Verona, 7 aprile 2014 – 48° Vinitaly –
Intervista video di Giuseppe Danielli, Direttore Newsfood.com e articolo/intervista di Paolo Verdini

 

Gloria, Graziella e Domenico Cescon
Gloria, Graziella e Domenico Cescon

Aspettando Vinitaly, i consigli di Paolo Verdini.

Intervista in esclusiva per Newsfood.com

Quattro chiacchiere con Domenico Cescon, Winemaker dell’azienda Italo Cescon con sede a Roncadelle in provincia di Treviso che dal 1957 produce vini Doc Piave, Friuli e Valdobbiadene. L’azienda è impegnata da anni nello studio e nella ricerca sul “Manzoni Bianco”, uno degli autoctoni dell’area Doc Piave.

–       L’Incrocio Manzoni ha una storia lunga e curiosa, indissolubilmente legata al nome del Professor Luigi Manzoni. Ce la racconta in due parole?

L’incrocio Manzoni è nato proprio grazie all’impegno del Professor Luigi Manzoni, Preside dal 1933 al 1958 della Scuola Enologica di Conegliano, qui in Veneto, il quale durante un lungo percorso di ricerca ha sviluppato una serie di vini bianchi e rossi non attraverso la classica tecnica dell’innesto ma attraverso l’impollinazione. Il suo obiettivo era riuscire a creare con una tecnica innovativa un vino in grado di rappresentare il territorio: dalla sua intuizione, è nata una serie di Incroci il più famoso dei quali è certamente il Manzoni Bianco da Riesling e Pinot bianco, conosciuto anche come 6.0.13.

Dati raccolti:
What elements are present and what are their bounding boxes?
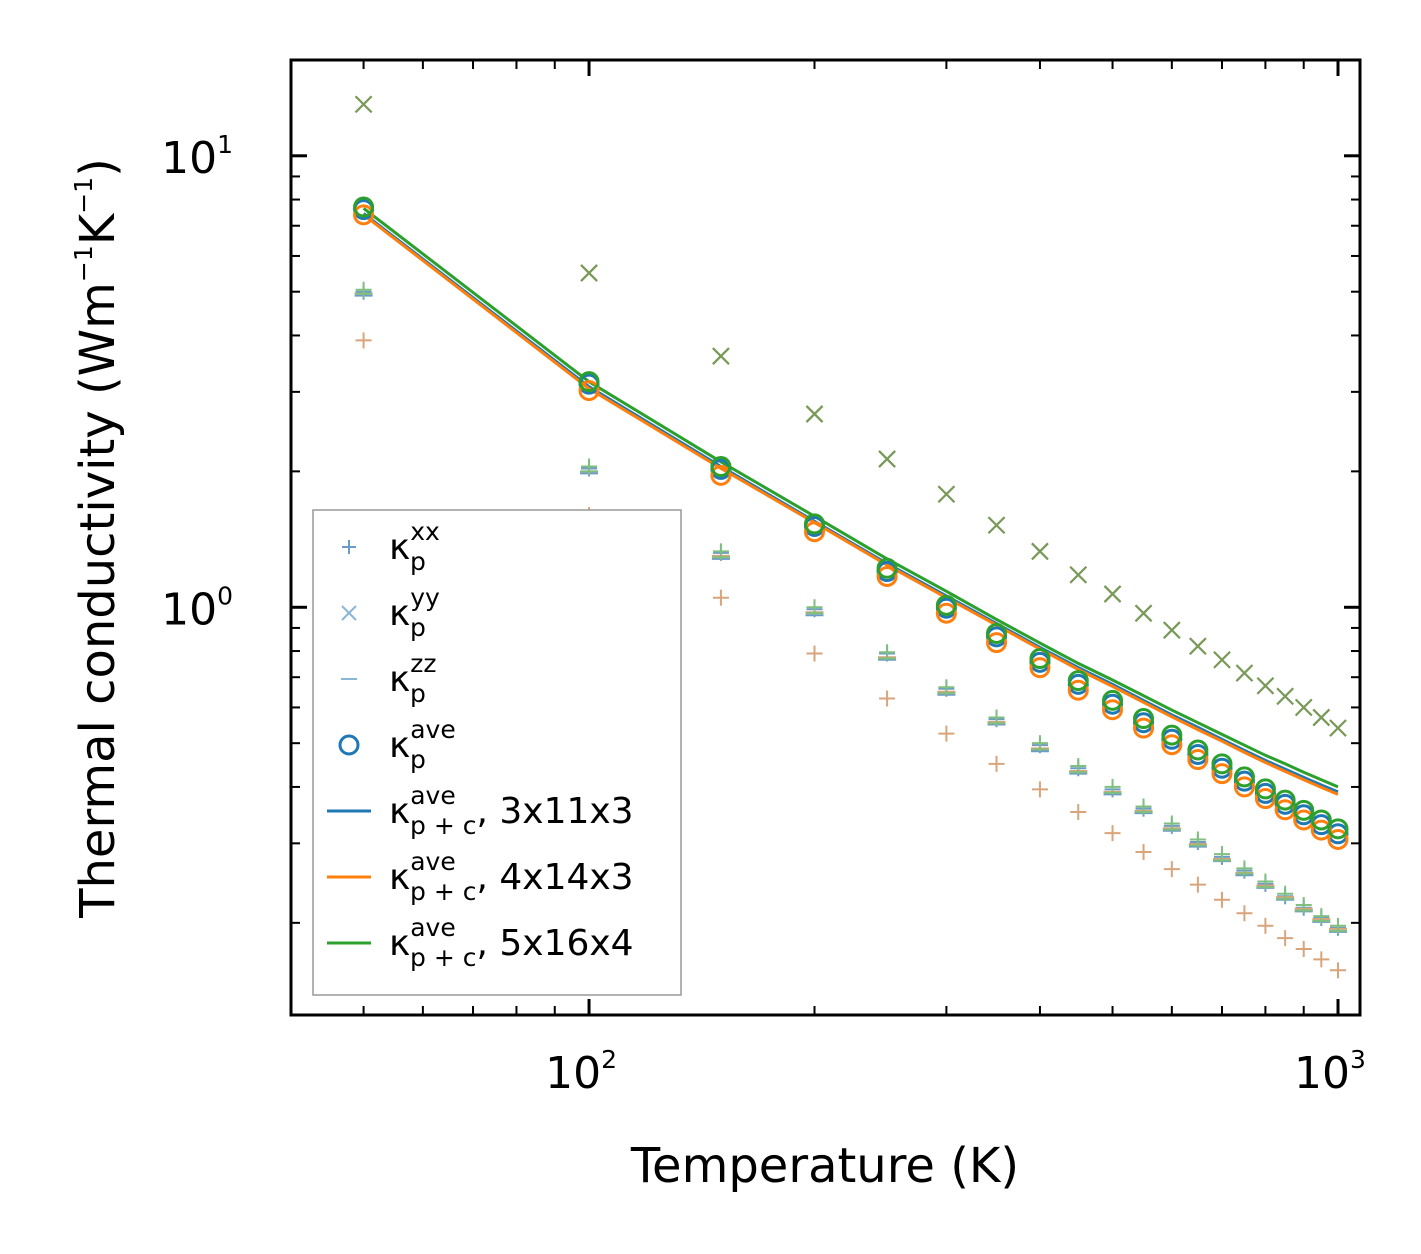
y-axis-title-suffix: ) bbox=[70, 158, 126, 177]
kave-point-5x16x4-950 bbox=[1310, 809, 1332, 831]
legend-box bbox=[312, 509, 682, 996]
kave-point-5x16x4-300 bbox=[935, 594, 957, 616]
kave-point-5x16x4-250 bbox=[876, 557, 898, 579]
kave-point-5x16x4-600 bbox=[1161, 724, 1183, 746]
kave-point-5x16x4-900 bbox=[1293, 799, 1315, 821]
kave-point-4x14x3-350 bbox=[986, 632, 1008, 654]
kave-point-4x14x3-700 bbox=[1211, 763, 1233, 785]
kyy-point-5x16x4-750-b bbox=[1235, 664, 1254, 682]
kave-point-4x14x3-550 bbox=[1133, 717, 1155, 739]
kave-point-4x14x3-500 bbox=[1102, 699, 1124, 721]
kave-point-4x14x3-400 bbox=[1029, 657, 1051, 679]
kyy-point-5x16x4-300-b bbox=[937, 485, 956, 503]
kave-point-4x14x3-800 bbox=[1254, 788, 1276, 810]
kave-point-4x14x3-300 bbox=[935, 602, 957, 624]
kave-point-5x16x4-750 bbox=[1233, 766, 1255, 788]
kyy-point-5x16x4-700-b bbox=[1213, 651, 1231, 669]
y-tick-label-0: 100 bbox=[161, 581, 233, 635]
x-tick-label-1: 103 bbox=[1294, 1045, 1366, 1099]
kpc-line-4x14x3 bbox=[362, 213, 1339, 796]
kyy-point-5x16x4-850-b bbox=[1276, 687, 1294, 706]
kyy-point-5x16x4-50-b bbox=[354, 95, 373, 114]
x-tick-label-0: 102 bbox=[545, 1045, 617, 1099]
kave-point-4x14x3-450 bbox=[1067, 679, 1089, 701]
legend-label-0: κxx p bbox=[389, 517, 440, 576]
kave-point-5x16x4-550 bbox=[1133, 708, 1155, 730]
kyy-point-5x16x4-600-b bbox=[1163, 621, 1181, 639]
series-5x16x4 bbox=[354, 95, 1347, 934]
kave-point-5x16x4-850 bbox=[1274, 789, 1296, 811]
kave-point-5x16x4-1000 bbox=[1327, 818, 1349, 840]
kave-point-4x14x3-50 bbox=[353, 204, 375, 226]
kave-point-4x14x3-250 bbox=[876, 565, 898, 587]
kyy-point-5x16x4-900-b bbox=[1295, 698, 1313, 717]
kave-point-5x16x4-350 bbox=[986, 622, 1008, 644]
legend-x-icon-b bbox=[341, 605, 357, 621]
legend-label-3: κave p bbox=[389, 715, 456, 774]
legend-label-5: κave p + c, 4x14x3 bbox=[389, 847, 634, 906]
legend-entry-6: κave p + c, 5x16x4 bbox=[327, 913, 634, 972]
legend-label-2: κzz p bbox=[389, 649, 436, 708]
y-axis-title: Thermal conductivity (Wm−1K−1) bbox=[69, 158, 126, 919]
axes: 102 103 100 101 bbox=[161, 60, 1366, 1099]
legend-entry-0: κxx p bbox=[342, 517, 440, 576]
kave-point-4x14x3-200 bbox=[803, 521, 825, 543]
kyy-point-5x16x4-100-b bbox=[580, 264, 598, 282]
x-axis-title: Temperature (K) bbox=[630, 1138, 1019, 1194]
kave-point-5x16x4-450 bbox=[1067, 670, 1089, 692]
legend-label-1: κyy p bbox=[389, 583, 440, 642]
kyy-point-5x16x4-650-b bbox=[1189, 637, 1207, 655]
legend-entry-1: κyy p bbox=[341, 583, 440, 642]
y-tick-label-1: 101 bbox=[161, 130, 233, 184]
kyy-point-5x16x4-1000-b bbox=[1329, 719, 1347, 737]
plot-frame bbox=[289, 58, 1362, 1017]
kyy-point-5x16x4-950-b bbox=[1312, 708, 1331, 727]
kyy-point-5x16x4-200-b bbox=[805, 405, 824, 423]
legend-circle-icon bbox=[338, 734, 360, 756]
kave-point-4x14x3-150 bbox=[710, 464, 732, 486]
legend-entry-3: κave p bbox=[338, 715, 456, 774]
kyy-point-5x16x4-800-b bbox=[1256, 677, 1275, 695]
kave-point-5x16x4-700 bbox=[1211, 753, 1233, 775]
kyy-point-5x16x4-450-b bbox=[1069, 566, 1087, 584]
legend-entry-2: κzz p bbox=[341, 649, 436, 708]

Problema breve 1:
Puoi copiare parola per parola dall'intervista sul Manzoni Bianco il passo che comincia con "Quattro chiacchiere con" e prosegue fino a "dell’area Doc Piave."?
Problema breve 2:
Puoi proseguire l'intervista sul Manzoni Bianco partendo dopo l'ultima frase riportata?

Risposta corretta 1:
Quattro chiacchiere con Domenico Cescon, Winemaker dell’azienda Italo Cescon con sede a Roncadelle in provincia di Treviso che dal 1957 produce vini Doc Piave, Friuli e Valdobbiadene. L’azienda è impegnata da anni nello studio e nella ricerca sul “Manzoni Bianco”, uno degli autoctoni dell’area Doc Piave.

Risposta corretta 2:
–       Com’è legata la vostra storia aziendale a quella dell’Incrocio Manzoni?

Il legame è forte, lungo e ha radici profonde poiché mio padre già verso la metà degli anni ’80 fu fra i primi a piantare Manzoni Bianco e a credere in questo vitigno, diventando così uno dei pionieri che coraggiosamente scelsero di slegarsi dalle scelte più tradizionali in campo vitivinicolo, certamente all’epoca sinonimo di garanzia, per investire su qualcosa di nuovo. E con lui abbiamo continuato a crederci anno dopo anno anche noi, tanto che fra il 2007 e il 2008 abbiamo eseguito un nuovo impianto di oltre 25mila ceppi per poter continuare a coltivare questo vitigno e a fare ricerca.

–       Da tempo siete impegnati nella ricerca per individuare le potenzialità enologiche degli autoctoni della terra del Piave e,  in particolare, del Manzoni Bianco. In cosa consiste la vostra ricerca?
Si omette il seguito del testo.